- **RECORDS FOR THE TASK**:
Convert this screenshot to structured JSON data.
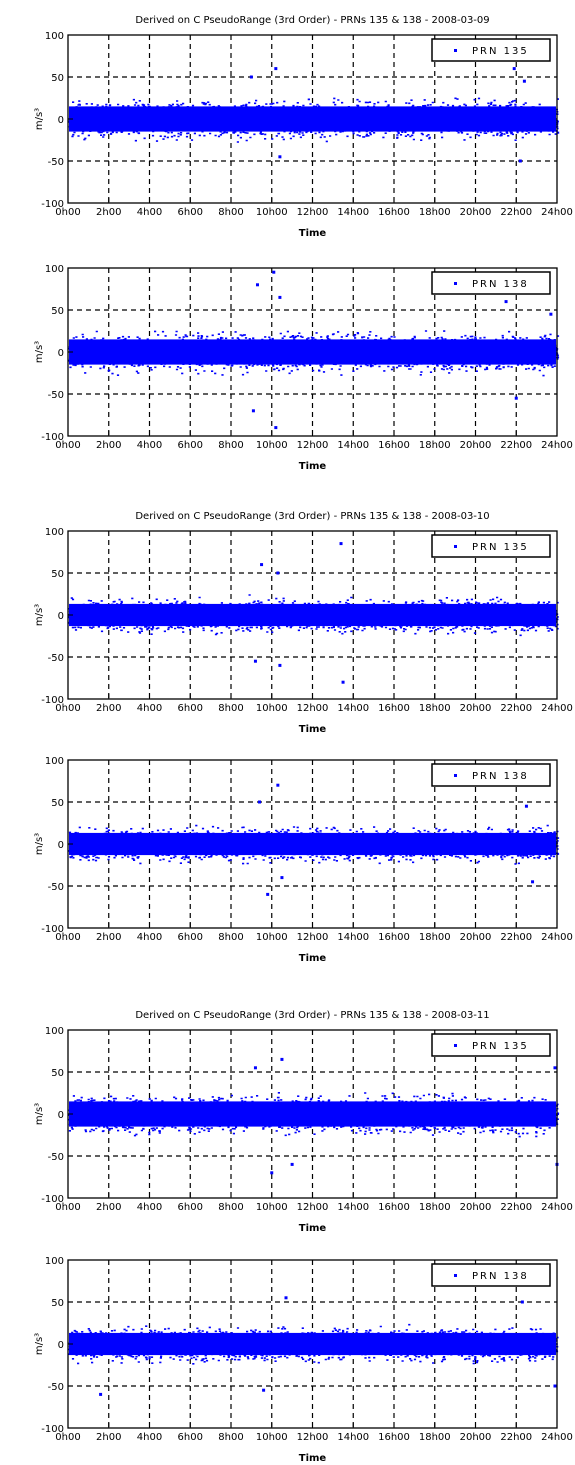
{
  "chart_data": [
    {
      "type": "scatter",
      "title": "Derived on C PseudoRange (3rd Order) - PRNs 135 & 138 - 2008-03-09",
      "xlabel": "Time",
      "ylabel": "m/s³",
      "ylim": [
        -100,
        100
      ],
      "yticks": [
        "100",
        "50",
        "0",
        "-50",
        "-100"
      ],
      "xlim": [
        0,
        24
      ],
      "xticks": [
        "0h00",
        "2h00",
        "4h00",
        "6h00",
        "8h00",
        "10h00",
        "12h00",
        "14h00",
        "16h00",
        "18h00",
        "20h00",
        "22h00",
        "24h00"
      ],
      "grid": true,
      "legend_position": "top-right",
      "color": "#0000ff",
      "series": [
        {
          "name": "PRN 135",
          "band": 25,
          "extremes": [
            [
              9.0,
              50
            ],
            [
              10.2,
              60
            ],
            [
              10.4,
              -45
            ],
            [
              21.9,
              60
            ],
            [
              22.2,
              -50
            ],
            [
              22.4,
              45
            ]
          ]
        }
      ]
    },
    {
      "type": "scatter",
      "title": "",
      "xlabel": "Time",
      "ylabel": "m/s³",
      "ylim": [
        -100,
        100
      ],
      "yticks": [
        "100",
        "50",
        "0",
        "-50",
        "-100"
      ],
      "xlim": [
        0,
        24
      ],
      "xticks": [
        "0h00",
        "2h00",
        "4h00",
        "6h00",
        "8h00",
        "10h00",
        "12h00",
        "14h00",
        "16h00",
        "18h00",
        "20h00",
        "22h00",
        "24h00"
      ],
      "grid": true,
      "legend_position": "top-right",
      "color": "#0000ff",
      "series": [
        {
          "name": "PRN 138",
          "band": 25,
          "extremes": [
            [
              9.1,
              -70
            ],
            [
              9.3,
              80
            ],
            [
              10.1,
              95
            ],
            [
              10.2,
              -90
            ],
            [
              10.4,
              65
            ],
            [
              21.5,
              60
            ],
            [
              22.0,
              -55
            ],
            [
              23.7,
              45
            ]
          ]
        }
      ]
    },
    {
      "type": "scatter",
      "title": "Derived on C PseudoRange (3rd Order) - PRNs 135 & 138 - 2008-03-10",
      "xlabel": "Time",
      "ylabel": "m/s³",
      "ylim": [
        -100,
        100
      ],
      "yticks": [
        "100",
        "50",
        "0",
        "-50",
        "-100"
      ],
      "xlim": [
        0,
        24
      ],
      "xticks": [
        "0h00",
        "2h00",
        "4h00",
        "6h00",
        "8h00",
        "10h00",
        "12h00",
        "14h00",
        "16h00",
        "18h00",
        "20h00",
        "22h00",
        "24h00"
      ],
      "grid": true,
      "legend_position": "top-right",
      "color": "#0000ff",
      "series": [
        {
          "name": "PRN 135",
          "band": 22,
          "extremes": [
            [
              9.2,
              -55
            ],
            [
              9.5,
              60
            ],
            [
              10.3,
              50
            ],
            [
              10.4,
              -60
            ],
            [
              13.4,
              85
            ],
            [
              13.5,
              -80
            ]
          ]
        }
      ]
    },
    {
      "type": "scatter",
      "title": "",
      "xlabel": "Time",
      "ylabel": "m/s³",
      "ylim": [
        -100,
        100
      ],
      "yticks": [
        "100",
        "50",
        "0",
        "-50",
        "-100"
      ],
      "xlim": [
        0,
        24
      ],
      "xticks": [
        "0h00",
        "2h00",
        "4h00",
        "6h00",
        "8h00",
        "10h00",
        "12h00",
        "14h00",
        "16h00",
        "18h00",
        "20h00",
        "22h00",
        "24h00"
      ],
      "grid": true,
      "legend_position": "top-right",
      "color": "#0000ff",
      "series": [
        {
          "name": "PRN 138",
          "band": 22,
          "extremes": [
            [
              9.4,
              50
            ],
            [
              9.8,
              -60
            ],
            [
              10.3,
              70
            ],
            [
              10.5,
              -40
            ],
            [
              22.5,
              45
            ],
            [
              22.8,
              -45
            ]
          ]
        }
      ]
    },
    {
      "type": "scatter",
      "title": "Derived on C PseudoRange (3rd Order) - PRNs 135 & 138 - 2008-03-11",
      "xlabel": "Time",
      "ylabel": "m/s³",
      "ylim": [
        -100,
        100
      ],
      "yticks": [
        "100",
        "50",
        "0",
        "-50",
        "-100"
      ],
      "xlim": [
        0,
        24
      ],
      "xticks": [
        "0h00",
        "2h00",
        "4h00",
        "6h00",
        "8h00",
        "10h00",
        "12h00",
        "14h00",
        "16h00",
        "18h00",
        "20h00",
        "22h00",
        "24h00"
      ],
      "grid": true,
      "legend_position": "top-right",
      "color": "#0000ff",
      "series": [
        {
          "name": "PRN 135",
          "band": 25,
          "extremes": [
            [
              9.2,
              55
            ],
            [
              10.0,
              -70
            ],
            [
              10.5,
              65
            ],
            [
              11.0,
              -60
            ],
            [
              23.9,
              55
            ],
            [
              24.0,
              -60
            ]
          ]
        }
      ]
    },
    {
      "type": "scatter",
      "title": "",
      "xlabel": "Time",
      "ylabel": "m/s³",
      "ylim": [
        -100,
        100
      ],
      "yticks": [
        "100",
        "50",
        "0",
        "-50",
        "-100"
      ],
      "xlim": [
        0,
        24
      ],
      "xticks": [
        "0h00",
        "2h00",
        "4h00",
        "6h00",
        "8h00",
        "10h00",
        "12h00",
        "14h00",
        "16h00",
        "18h00",
        "20h00",
        "22h00",
        "24h00"
      ],
      "grid": true,
      "legend_position": "top-right",
      "color": "#0000ff",
      "series": [
        {
          "name": "PRN 138",
          "band": 22,
          "extremes": [
            [
              1.6,
              -60
            ],
            [
              9.6,
              -55
            ],
            [
              10.7,
              55
            ],
            [
              22.3,
              50
            ],
            [
              23.9,
              -50
            ]
          ]
        }
      ]
    }
  ]
}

- **EXERCISE PROMPT**: Make an exact copy of the whole listing, but don't bring over any pictures.

- **COMPLETE ANSWER**:
Convert this screenshot to structured JSON data.
{
  "chart_data": [
    {
      "type": "scatter",
      "title": "Derived on C PseudoRange (3rd Order) - PRNs 135 & 138 - 2008-03-09",
      "xlabel": "Time",
      "ylabel": "m/s³",
      "ylim": [
        -100,
        100
      ],
      "yticks": [
        "100",
        "50",
        "0",
        "-50",
        "-100"
      ],
      "xlim": [
        0,
        24
      ],
      "xticks": [
        "0h00",
        "2h00",
        "4h00",
        "6h00",
        "8h00",
        "10h00",
        "12h00",
        "14h00",
        "16h00",
        "18h00",
        "20h00",
        "22h00",
        "24h00"
      ],
      "grid": true,
      "legend_position": "top-right",
      "color": "#0000ff",
      "series": [
        {
          "name": "PRN 135",
          "band": 25,
          "extremes": [
            [
              9.0,
              50
            ],
            [
              10.2,
              60
            ],
            [
              10.4,
              -45
            ],
            [
              21.9,
              60
            ],
            [
              22.2,
              -50
            ],
            [
              22.4,
              45
            ]
          ]
        }
      ]
    },
    {
      "type": "scatter",
      "title": "",
      "xlabel": "Time",
      "ylabel": "m/s³",
      "ylim": [
        -100,
        100
      ],
      "yticks": [
        "100",
        "50",
        "0",
        "-50",
        "-100"
      ],
      "xlim": [
        0,
        24
      ],
      "xticks": [
        "0h00",
        "2h00",
        "4h00",
        "6h00",
        "8h00",
        "10h00",
        "12h00",
        "14h00",
        "16h00",
        "18h00",
        "20h00",
        "22h00",
        "24h00"
      ],
      "grid": true,
      "legend_position": "top-right",
      "color": "#0000ff",
      "series": [
        {
          "name": "PRN 138",
          "band": 25,
          "extremes": [
            [
              9.1,
              -70
            ],
            [
              9.3,
              80
            ],
            [
              10.1,
              95
            ],
            [
              10.2,
              -90
            ],
            [
              10.4,
              65
            ],
            [
              21.5,
              60
            ],
            [
              22.0,
              -55
            ],
            [
              23.7,
              45
            ]
          ]
        }
      ]
    },
    {
      "type": "scatter",
      "title": "Derived on C PseudoRange (3rd Order) - PRNs 135 & 138 - 2008-03-10",
      "xlabel": "Time",
      "ylabel": "m/s³",
      "ylim": [
        -100,
        100
      ],
      "yticks": [
        "100",
        "50",
        "0",
        "-50",
        "-100"
      ],
      "xlim": [
        0,
        24
      ],
      "xticks": [
        "0h00",
        "2h00",
        "4h00",
        "6h00",
        "8h00",
        "10h00",
        "12h00",
        "14h00",
        "16h00",
        "18h00",
        "20h00",
        "22h00",
        "24h00"
      ],
      "grid": true,
      "legend_position": "top-right",
      "color": "#0000ff",
      "series": [
        {
          "name": "PRN 135",
          "band": 22,
          "extremes": [
            [
              9.2,
              -55
            ],
            [
              9.5,
              60
            ],
            [
              10.3,
              50
            ],
            [
              10.4,
              -60
            ],
            [
              13.4,
              85
            ],
            [
              13.5,
              -80
            ]
          ]
        }
      ]
    },
    {
      "type": "scatter",
      "title": "",
      "xlabel": "Time",
      "ylabel": "m/s³",
      "ylim": [
        -100,
        100
      ],
      "yticks": [
        "100",
        "50",
        "0",
        "-50",
        "-100"
      ],
      "xlim": [
        0,
        24
      ],
      "xticks": [
        "0h00",
        "2h00",
        "4h00",
        "6h00",
        "8h00",
        "10h00",
        "12h00",
        "14h00",
        "16h00",
        "18h00",
        "20h00",
        "22h00",
        "24h00"
      ],
      "grid": true,
      "legend_position": "top-right",
      "color": "#0000ff",
      "series": [
        {
          "name": "PRN 138",
          "band": 22,
          "extremes": [
            [
              9.4,
              50
            ],
            [
              9.8,
              -60
            ],
            [
              10.3,
              70
            ],
            [
              10.5,
              -40
            ],
            [
              22.5,
              45
            ],
            [
              22.8,
              -45
            ]
          ]
        }
      ]
    },
    {
      "type": "scatter",
      "title": "Derived on C PseudoRange (3rd Order) - PRNs 135 & 138 - 2008-03-11",
      "xlabel": "Time",
      "ylabel": "m/s³",
      "ylim": [
        -100,
        100
      ],
      "yticks": [
        "100",
        "50",
        "0",
        "-50",
        "-100"
      ],
      "xlim": [
        0,
        24
      ],
      "xticks": [
        "0h00",
        "2h00",
        "4h00",
        "6h00",
        "8h00",
        "10h00",
        "12h00",
        "14h00",
        "16h00",
        "18h00",
        "20h00",
        "22h00",
        "24h00"
      ],
      "grid": true,
      "legend_position": "top-right",
      "color": "#0000ff",
      "series": [
        {
          "name": "PRN 135",
          "band": 25,
          "extremes": [
            [
              9.2,
              55
            ],
            [
              10.0,
              -70
            ],
            [
              10.5,
              65
            ],
            [
              11.0,
              -60
            ],
            [
              23.9,
              55
            ],
            [
              24.0,
              -60
            ]
          ]
        }
      ]
    },
    {
      "type": "scatter",
      "title": "",
      "xlabel": "Time",
      "ylabel": "m/s³",
      "ylim": [
        -100,
        100
      ],
      "yticks": [
        "100",
        "50",
        "0",
        "-50",
        "-100"
      ],
      "xlim": [
        0,
        24
      ],
      "xticks": [
        "0h00",
        "2h00",
        "4h00",
        "6h00",
        "8h00",
        "10h00",
        "12h00",
        "14h00",
        "16h00",
        "18h00",
        "20h00",
        "22h00",
        "24h00"
      ],
      "grid": true,
      "legend_position": "top-right",
      "color": "#0000ff",
      "series": [
        {
          "name": "PRN 138",
          "band": 22,
          "extremes": [
            [
              1.6,
              -60
            ],
            [
              9.6,
              -55
            ],
            [
              10.7,
              55
            ],
            [
              22.3,
              50
            ],
            [
              23.9,
              -50
            ]
          ]
        }
      ]
    }
  ]
}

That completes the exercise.